■ Supplied data

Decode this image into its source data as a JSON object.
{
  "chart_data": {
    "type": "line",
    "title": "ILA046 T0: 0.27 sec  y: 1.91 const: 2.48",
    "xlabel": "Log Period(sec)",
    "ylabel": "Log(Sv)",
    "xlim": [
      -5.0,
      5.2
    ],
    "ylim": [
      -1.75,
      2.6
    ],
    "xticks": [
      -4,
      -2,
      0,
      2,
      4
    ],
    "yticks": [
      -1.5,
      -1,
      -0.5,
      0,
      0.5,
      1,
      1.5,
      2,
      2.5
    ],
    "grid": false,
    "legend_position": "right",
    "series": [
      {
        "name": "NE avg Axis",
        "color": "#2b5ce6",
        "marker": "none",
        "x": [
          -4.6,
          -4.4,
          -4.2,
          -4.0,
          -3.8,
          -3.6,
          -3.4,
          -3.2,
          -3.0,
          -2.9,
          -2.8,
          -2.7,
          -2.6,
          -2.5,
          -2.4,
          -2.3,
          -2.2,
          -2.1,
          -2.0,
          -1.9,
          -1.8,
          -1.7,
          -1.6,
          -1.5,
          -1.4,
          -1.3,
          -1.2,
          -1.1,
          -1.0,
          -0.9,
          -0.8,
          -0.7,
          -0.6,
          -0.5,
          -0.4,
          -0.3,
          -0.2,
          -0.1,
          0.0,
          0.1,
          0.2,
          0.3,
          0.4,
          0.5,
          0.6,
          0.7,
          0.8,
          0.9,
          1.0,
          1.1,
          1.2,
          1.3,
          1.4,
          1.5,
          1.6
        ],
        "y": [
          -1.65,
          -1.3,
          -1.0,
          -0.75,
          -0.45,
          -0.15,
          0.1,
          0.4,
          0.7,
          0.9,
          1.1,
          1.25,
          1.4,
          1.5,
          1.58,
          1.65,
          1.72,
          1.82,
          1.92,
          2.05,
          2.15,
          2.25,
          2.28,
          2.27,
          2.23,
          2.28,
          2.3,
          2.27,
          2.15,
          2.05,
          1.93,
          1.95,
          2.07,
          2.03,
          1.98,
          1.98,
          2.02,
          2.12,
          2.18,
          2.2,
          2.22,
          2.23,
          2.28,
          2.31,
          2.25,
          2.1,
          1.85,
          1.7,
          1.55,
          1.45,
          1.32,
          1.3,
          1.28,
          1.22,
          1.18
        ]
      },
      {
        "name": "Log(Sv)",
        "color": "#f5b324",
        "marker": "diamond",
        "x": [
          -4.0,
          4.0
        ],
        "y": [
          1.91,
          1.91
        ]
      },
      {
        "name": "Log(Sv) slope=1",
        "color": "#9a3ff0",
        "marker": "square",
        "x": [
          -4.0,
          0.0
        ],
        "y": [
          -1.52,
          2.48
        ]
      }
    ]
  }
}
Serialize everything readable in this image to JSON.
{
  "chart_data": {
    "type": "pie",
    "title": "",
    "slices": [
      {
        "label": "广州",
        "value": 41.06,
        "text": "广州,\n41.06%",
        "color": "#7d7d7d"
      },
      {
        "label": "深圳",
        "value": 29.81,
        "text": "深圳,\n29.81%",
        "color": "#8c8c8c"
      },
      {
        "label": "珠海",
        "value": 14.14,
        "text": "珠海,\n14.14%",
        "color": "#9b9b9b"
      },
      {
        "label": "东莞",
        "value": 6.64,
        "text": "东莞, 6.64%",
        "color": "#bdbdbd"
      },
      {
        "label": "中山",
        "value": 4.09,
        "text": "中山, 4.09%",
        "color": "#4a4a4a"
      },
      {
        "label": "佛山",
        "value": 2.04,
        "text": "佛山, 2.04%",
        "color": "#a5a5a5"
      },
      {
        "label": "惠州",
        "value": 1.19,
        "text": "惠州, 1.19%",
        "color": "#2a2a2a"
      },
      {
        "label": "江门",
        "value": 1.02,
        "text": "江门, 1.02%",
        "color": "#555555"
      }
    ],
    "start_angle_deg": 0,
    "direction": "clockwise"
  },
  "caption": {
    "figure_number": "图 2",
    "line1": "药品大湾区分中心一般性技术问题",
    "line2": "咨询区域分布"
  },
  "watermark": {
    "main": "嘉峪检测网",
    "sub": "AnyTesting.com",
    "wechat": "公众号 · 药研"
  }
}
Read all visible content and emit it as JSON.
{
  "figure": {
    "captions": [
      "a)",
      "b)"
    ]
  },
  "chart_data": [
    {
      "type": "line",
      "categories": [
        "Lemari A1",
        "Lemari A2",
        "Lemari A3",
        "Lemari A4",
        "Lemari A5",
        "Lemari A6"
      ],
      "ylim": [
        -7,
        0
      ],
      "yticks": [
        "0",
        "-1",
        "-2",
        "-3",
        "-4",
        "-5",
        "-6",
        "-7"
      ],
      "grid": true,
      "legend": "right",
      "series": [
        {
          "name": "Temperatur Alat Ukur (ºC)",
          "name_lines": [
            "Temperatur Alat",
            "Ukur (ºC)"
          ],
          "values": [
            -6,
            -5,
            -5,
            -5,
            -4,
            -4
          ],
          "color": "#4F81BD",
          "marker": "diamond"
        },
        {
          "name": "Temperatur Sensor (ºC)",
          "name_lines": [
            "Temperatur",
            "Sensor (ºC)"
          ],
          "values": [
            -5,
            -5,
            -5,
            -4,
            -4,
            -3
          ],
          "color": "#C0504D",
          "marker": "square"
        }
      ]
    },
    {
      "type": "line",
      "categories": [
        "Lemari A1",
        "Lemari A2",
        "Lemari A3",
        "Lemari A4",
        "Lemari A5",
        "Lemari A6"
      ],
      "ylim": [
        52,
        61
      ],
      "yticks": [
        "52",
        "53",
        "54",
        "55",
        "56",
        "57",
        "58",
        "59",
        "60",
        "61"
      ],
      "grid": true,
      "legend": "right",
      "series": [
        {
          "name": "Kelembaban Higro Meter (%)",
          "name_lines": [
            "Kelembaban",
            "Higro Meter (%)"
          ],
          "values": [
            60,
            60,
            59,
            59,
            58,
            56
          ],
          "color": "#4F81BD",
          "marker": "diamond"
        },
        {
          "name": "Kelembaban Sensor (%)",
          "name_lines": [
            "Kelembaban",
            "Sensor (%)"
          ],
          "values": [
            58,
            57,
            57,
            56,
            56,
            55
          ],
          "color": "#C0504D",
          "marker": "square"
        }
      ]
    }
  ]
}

■ Task details
Retype every entry above, word for word.

■ Exercise output
Decode this image into its source data as a JSON object.
{
  "chart_data": {
    "type": "line",
    "title": "ILA046 T0: 0.27 sec  y: 1.91 const: 2.48",
    "xlabel": "Log Period(sec)",
    "ylabel": "Log(Sv)",
    "xlim": [
      -5.0,
      5.2
    ],
    "ylim": [
      -1.75,
      2.6
    ],
    "xticks": [
      -4,
      -2,
      0,
      2,
      4
    ],
    "yticks": [
      -1.5,
      -1,
      -0.5,
      0,
      0.5,
      1,
      1.5,
      2,
      2.5
    ],
    "grid": false,
    "legend_position": "right",
    "series": [
      {
        "name": "NE avg Axis",
        "color": "#2b5ce6",
        "marker": "none",
        "x": [
          -4.6,
          -4.4,
          -4.2,
          -4.0,
          -3.8,
          -3.6,
          -3.4,
          -3.2,
          -3.0,
          -2.9,
          -2.8,
          -2.7,
          -2.6,
          -2.5,
          -2.4,
          -2.3,
          -2.2,
          -2.1,
          -2.0,
          -1.9,
          -1.8,
          -1.7,
          -1.6,
          -1.5,
          -1.4,
          -1.3,
          -1.2,
          -1.1,
          -1.0,
          -0.9,
          -0.8,
          -0.7,
          -0.6,
          -0.5,
          -0.4,
          -0.3,
          -0.2,
          -0.1,
          0.0,
          0.1,
          0.2,
          0.3,
          0.4,
          0.5,
          0.6,
          0.7,
          0.8,
          0.9,
          1.0,
          1.1,
          1.2,
          1.3,
          1.4,
          1.5,
          1.6
        ],
        "y": [
          -1.65,
          -1.3,
          -1.0,
          -0.75,
          -0.45,
          -0.15,
          0.1,
          0.4,
          0.7,
          0.9,
          1.1,
          1.25,
          1.4,
          1.5,
          1.58,
          1.65,
          1.72,
          1.82,
          1.92,
          2.05,
          2.15,
          2.25,
          2.28,
          2.27,
          2.23,
          2.28,
          2.3,
          2.27,
          2.15,
          2.05,
          1.93,
          1.95,
          2.07,
          2.03,
          1.98,
          1.98,
          2.02,
          2.12,
          2.18,
          2.2,
          2.22,
          2.23,
          2.28,
          2.31,
          2.25,
          2.1,
          1.85,
          1.7,
          1.55,
          1.45,
          1.32,
          1.3,
          1.28,
          1.22,
          1.18
        ]
      },
      {
        "name": "Log(Sv)",
        "color": "#f5b324",
        "marker": "diamond",
        "x": [
          -4.0,
          4.0
        ],
        "y": [
          1.91,
          1.91
        ]
      },
      {
        "name": "Log(Sv) slope=1",
        "color": "#9a3ff0",
        "marker": "square",
        "x": [
          -4.0,
          0.0
        ],
        "y": [
          -1.52,
          2.48
        ]
      }
    ]
  }
}
Serialize everything readable in this image to JSON.
{
  "chart_data": {
    "type": "pie",
    "title": "",
    "slices": [
      {
        "label": "广州",
        "value": 41.06,
        "text": "广州,\n41.06%",
        "color": "#7d7d7d"
      },
      {
        "label": "深圳",
        "value": 29.81,
        "text": "深圳,\n29.81%",
        "color": "#8c8c8c"
      },
      {
        "label": "珠海",
        "value": 14.14,
        "text": "珠海,\n14.14%",
        "color": "#9b9b9b"
      },
      {
        "label": "东莞",
        "value": 6.64,
        "text": "东莞, 6.64%",
        "color": "#bdbdbd"
      },
      {
        "label": "中山",
        "value": 4.09,
        "text": "中山, 4.09%",
        "color": "#4a4a4a"
      },
      {
        "label": "佛山",
        "value": 2.04,
        "text": "佛山, 2.04%",
        "color": "#a5a5a5"
      },
      {
        "label": "惠州",
        "value": 1.19,
        "text": "惠州, 1.19%",
        "color": "#2a2a2a"
      },
      {
        "label": "江门",
        "value": 1.02,
        "text": "江门, 1.02%",
        "color": "#555555"
      }
    ],
    "start_angle_deg": 0,
    "direction": "clockwise"
  },
  "caption": {
    "figure_number": "图 2",
    "line1": "药品大湾区分中心一般性技术问题",
    "line2": "咨询区域分布"
  },
  "watermark": {
    "main": "嘉峪检测网",
    "sub": "AnyTesting.com",
    "wechat": "公众号 · 药研"
  }
}
Read all visible content and emit it as JSON.
{
  "figure": {
    "captions": [
      "a)",
      "b)"
    ]
  },
  "chart_data": [
    {
      "type": "line",
      "categories": [
        "Lemari A1",
        "Lemari A2",
        "Lemari A3",
        "Lemari A4",
        "Lemari A5",
        "Lemari A6"
      ],
      "ylim": [
        -7,
        0
      ],
      "yticks": [
        "0",
        "-1",
        "-2",
        "-3",
        "-4",
        "-5",
        "-6",
        "-7"
      ],
      "grid": true,
      "legend": "right",
      "series": [
        {
          "name": "Temperatur Alat Ukur (ºC)",
          "name_lines": [
            "Temperatur Alat",
            "Ukur (ºC)"
          ],
          "values": [
            -6,
            -5,
            -5,
            -5,
            -4,
            -4
          ],
          "color": "#4F81BD",
          "marker": "diamond"
        },
        {
          "name": "Temperatur Sensor (ºC)",
          "name_lines": [
            "Temperatur",
            "Sensor (ºC)"
          ],
          "values": [
            -5,
            -5,
            -5,
            -4,
            -4,
            -3
          ],
          "color": "#C0504D",
          "marker": "square"
        }
      ]
    },
    {
      "type": "line",
      "categories": [
        "Lemari A1",
        "Lemari A2",
        "Lemari A3",
        "Lemari A4",
        "Lemari A5",
        "Lemari A6"
      ],
      "ylim": [
        52,
        61
      ],
      "yticks": [
        "52",
        "53",
        "54",
        "55",
        "56",
        "57",
        "58",
        "59",
        "60",
        "61"
      ],
      "grid": true,
      "legend": "right",
      "series": [
        {
          "name": "Kelembaban Higro Meter (%)",
          "name_lines": [
            "Kelembaban",
            "Higro Meter (%)"
          ],
          "values": [
            60,
            60,
            59,
            59,
            58,
            56
          ],
          "color": "#4F81BD",
          "marker": "diamond"
        },
        {
          "name": "Kelembaban Sensor (%)",
          "name_lines": [
            "Kelembaban",
            "Sensor (%)"
          ],
          "values": [
            58,
            57,
            57,
            56,
            56,
            55
          ],
          "color": "#C0504D",
          "marker": "square"
        }
      ]
    }
  ]
}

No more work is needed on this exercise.